- PROBLEM:
Only lines holding the word "this" should be copied from the material.

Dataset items
○ ○ ○ ○ ○
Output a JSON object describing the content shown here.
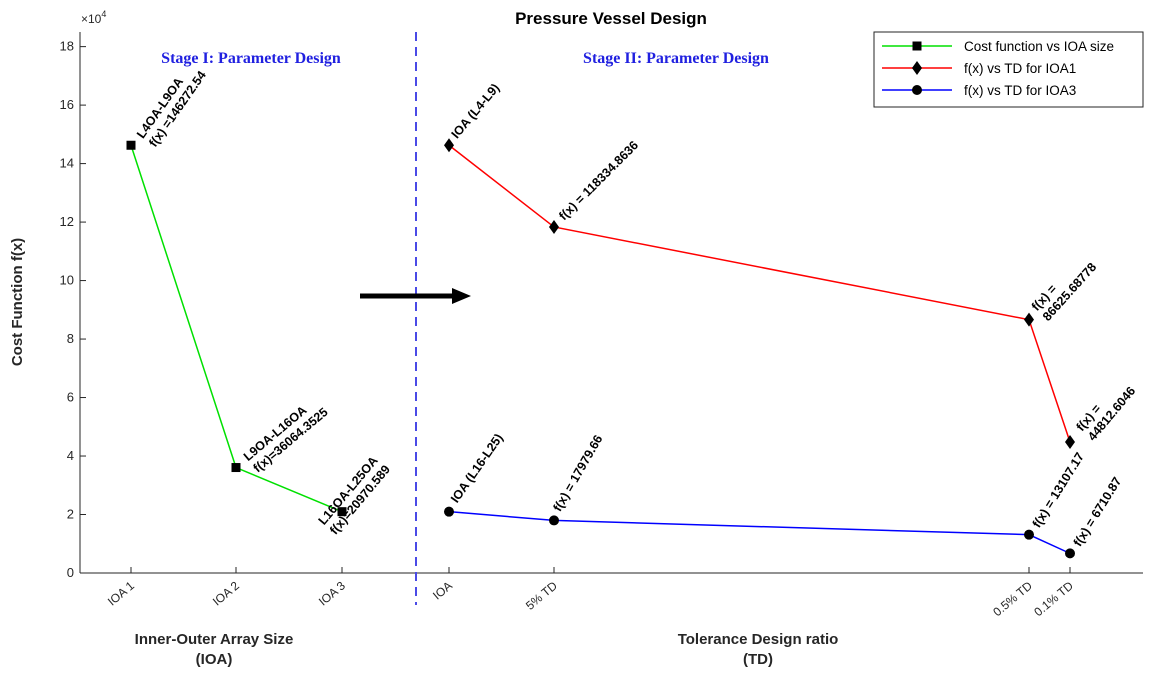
{
  "chart_data": {
    "type": "line",
    "title": "Pressure Vessel Design",
    "ylabel": "Cost Function f(x)",
    "y_exponent_label": "×10",
    "y_exponent_power": "4",
    "ylim": [
      0,
      18.5
    ],
    "y_scale": 10000,
    "yticks": [
      0,
      2,
      4,
      6,
      8,
      10,
      12,
      14,
      16,
      18
    ],
    "grid": false,
    "legend_position": "top-right",
    "stage_labels": [
      "Stage I: Parameter Design",
      "Stage II: Parameter Design"
    ],
    "x_axis_labels": [
      {
        "line1": "Inner-Outer Array Size",
        "line2": "(IOA)"
      },
      {
        "line1": "Tolerance Design ratio",
        "line2": "(TD)"
      }
    ],
    "xticks": [
      "IOA 1",
      "IOA 2",
      "IOA 3",
      "IOA",
      "5% TD",
      "0.5% TD",
      "0.1% TD"
    ],
    "series": [
      {
        "name": "Cost function vs IOA size",
        "color": "#00e000",
        "marker": "square",
        "x": [
          "IOA 1",
          "IOA 2",
          "IOA 3"
        ],
        "values": [
          146272.54,
          36064.3525,
          20970.589
        ],
        "annotations": [
          [
            "L4OA-L9OA",
            "f(x) =146272.54"
          ],
          [
            "L9OA-L16OA",
            "f(x)=36064.3525"
          ],
          [
            "L16OA-L25OA",
            "f(x)=20970.589"
          ]
        ]
      },
      {
        "name": "f(x) vs TD for IOA1",
        "color": "#ff0000",
        "marker": "diamond",
        "x": [
          "IOA",
          "5% TD",
          "0.5% TD",
          "0.1% TD"
        ],
        "values": [
          146272.54,
          118334.8636,
          86625.68778,
          44812.6046
        ],
        "annotations": [
          [
            "IOA (L4-L9)"
          ],
          [
            "f(x) = 118334.8636"
          ],
          [
            "f(x) =",
            "86625.68778"
          ],
          [
            "f(x) =",
            "44812.6046"
          ]
        ]
      },
      {
        "name": "f(x) vs TD for IOA3",
        "color": "#0000ff",
        "marker": "circle",
        "x": [
          "IOA",
          "5% TD",
          "0.5% TD",
          "0.1% TD"
        ],
        "values": [
          20970.589,
          17979.66,
          13107.17,
          6710.87
        ],
        "annotations": [
          [
            "IOA (L16-L25)"
          ],
          [
            "f(x) = 17979.66"
          ],
          [
            "f(x) = 13107.17"
          ],
          [
            "f(x) = 6710.87"
          ]
        ]
      }
    ],
    "colors": {
      "stage_label": "#2020e0",
      "divider": "#4a4ae6",
      "arrow": "#000000",
      "axis": "#262626"
    }
  }
}
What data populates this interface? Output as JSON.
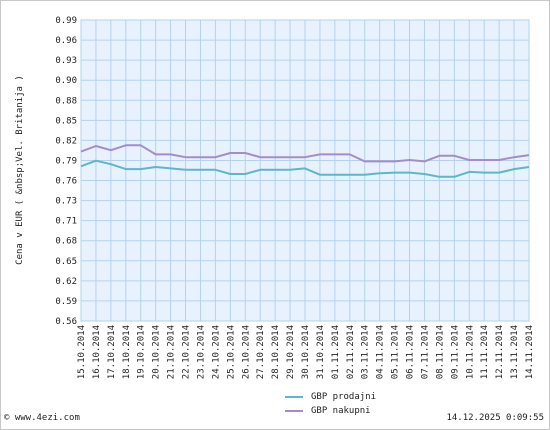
{
  "chart_data": {
    "type": "line",
    "ylabel": "Cena v EUR ( &nbsp;Vel. Britanija )",
    "xlabel": "",
    "ylim": [
      0.56,
      0.99
    ],
    "yticks": [
      "0.99",
      "0.96",
      "0.93",
      "0.90",
      "0.88",
      "0.85",
      "0.82",
      "0.79",
      "0.76",
      "0.73",
      "0.71",
      "0.68",
      "0.65",
      "0.62",
      "0.59",
      "0.56"
    ],
    "categories": [
      "15.10.2014",
      "16.10.2014",
      "17.10.2014",
      "18.10.2014",
      "19.10.2014",
      "20.10.2014",
      "21.10.2014",
      "22.10.2014",
      "23.10.2014",
      "24.10.2014",
      "25.10.2014",
      "26.10.2014",
      "27.10.2014",
      "28.10.2014",
      "29.10.2014",
      "30.10.2014",
      "31.10.2014",
      "01.11.2014",
      "02.11.2014",
      "03.11.2014",
      "04.11.2014",
      "05.11.2014",
      "06.11.2014",
      "07.11.2014",
      "08.11.2014",
      "09.11.2014",
      "10.11.2014",
      "11.11.2014",
      "12.11.2014",
      "13.11.2014",
      "14.11.2014"
    ],
    "grid": true,
    "legend_position": "bottom",
    "series": [
      {
        "name": "GBP prodajni",
        "color": "#5bb8c8",
        "values": [
          0.781,
          0.789,
          0.784,
          0.777,
          0.777,
          0.78,
          0.778,
          0.776,
          0.776,
          0.776,
          0.77,
          0.77,
          0.776,
          0.776,
          0.776,
          0.778,
          0.769,
          0.769,
          0.769,
          0.769,
          0.771,
          0.772,
          0.772,
          0.77,
          0.766,
          0.766,
          0.773,
          0.772,
          0.772,
          0.777,
          0.78
        ]
      },
      {
        "name": "GBP nakupni",
        "color": "#a58cc8",
        "values": [
          0.802,
          0.81,
          0.804,
          0.811,
          0.811,
          0.798,
          0.798,
          0.794,
          0.794,
          0.794,
          0.8,
          0.8,
          0.794,
          0.794,
          0.794,
          0.794,
          0.798,
          0.798,
          0.798,
          0.788,
          0.788,
          0.788,
          0.79,
          0.788,
          0.796,
          0.796,
          0.79,
          0.79,
          0.79,
          0.794,
          0.797
        ]
      }
    ]
  },
  "footer": {
    "site": "© www.4ezi.com",
    "timestamp": "14.12.2025  0:09:55"
  }
}
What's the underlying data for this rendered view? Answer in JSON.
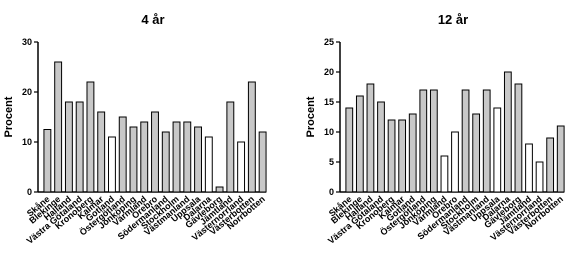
{
  "chart_data": [
    {
      "type": "bar",
      "title": "4 år",
      "y_label": "Procent",
      "categories": [
        "Skåne",
        "Blekinge",
        "Halland",
        "Västra Götaland",
        "Kronoberg",
        "Kalmar",
        "Gotland",
        "Östergötland",
        "Jönköping",
        "Värmland",
        "Örebro",
        "Södermanland",
        "Stockholm",
        "Västmanland",
        "Uppsala",
        "Dalarna",
        "Gävleborg",
        "Jämtland",
        "Västernorrland",
        "Västerbotten",
        "Norrbotten"
      ],
      "values": [
        12.5,
        26,
        18,
        18,
        22,
        16,
        11,
        15,
        13,
        14,
        16,
        12,
        14,
        14,
        13,
        11,
        1,
        18,
        10,
        22,
        12
      ],
      "colors": [
        "#c8c8c8",
        "#c8c8c8",
        "#c8c8c8",
        "#c8c8c8",
        "#c8c8c8",
        "#c8c8c8",
        "#ffffff",
        "#c8c8c8",
        "#c8c8c8",
        "#c8c8c8",
        "#c8c8c8",
        "#c8c8c8",
        "#c8c8c8",
        "#c8c8c8",
        "#c8c8c8",
        "#ffffff",
        "#c8c8c8",
        "#c8c8c8",
        "#ffffff",
        "#c8c8c8",
        "#c8c8c8"
      ],
      "ylim": [
        0,
        30
      ],
      "yticks": [
        0,
        10,
        20,
        30
      ]
    },
    {
      "type": "bar",
      "title": "12 år",
      "y_label": "Procent",
      "categories": [
        "Skåne",
        "Blekinge",
        "Halland",
        "Västra Götaland",
        "Kronoberg",
        "Kalmar",
        "Gotland",
        "Östergötland",
        "Jönköping",
        "Värmland",
        "Örebro",
        "Södermanland",
        "Stockholm",
        "Västmanland",
        "Uppsala",
        "Dalarna",
        "Gävleborg",
        "Jämtland",
        "Västernorrland",
        "Västerbotten",
        "Norrbotten"
      ],
      "values": [
        14,
        16,
        18,
        15,
        12,
        12,
        13,
        17,
        17,
        6,
        10,
        17,
        13,
        17,
        14,
        20,
        18,
        8,
        5,
        9,
        11
      ],
      "colors": [
        "#c8c8c8",
        "#c8c8c8",
        "#c8c8c8",
        "#c8c8c8",
        "#c8c8c8",
        "#c8c8c8",
        "#c8c8c8",
        "#c8c8c8",
        "#c8c8c8",
        "#ffffff",
        "#ffffff",
        "#c8c8c8",
        "#c8c8c8",
        "#c8c8c8",
        "#ffffff",
        "#c8c8c8",
        "#c8c8c8",
        "#ffffff",
        "#ffffff",
        "#c8c8c8",
        "#c8c8c8"
      ],
      "ylim": [
        0,
        25
      ],
      "yticks": [
        0,
        5,
        10,
        15,
        20,
        25
      ]
    }
  ]
}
○ ○ ○ ○ ○
- WORKED ANSWER:
What data populates this interface? Output as JSON.
What's the underlying data for this rendered view? Answer in JSON.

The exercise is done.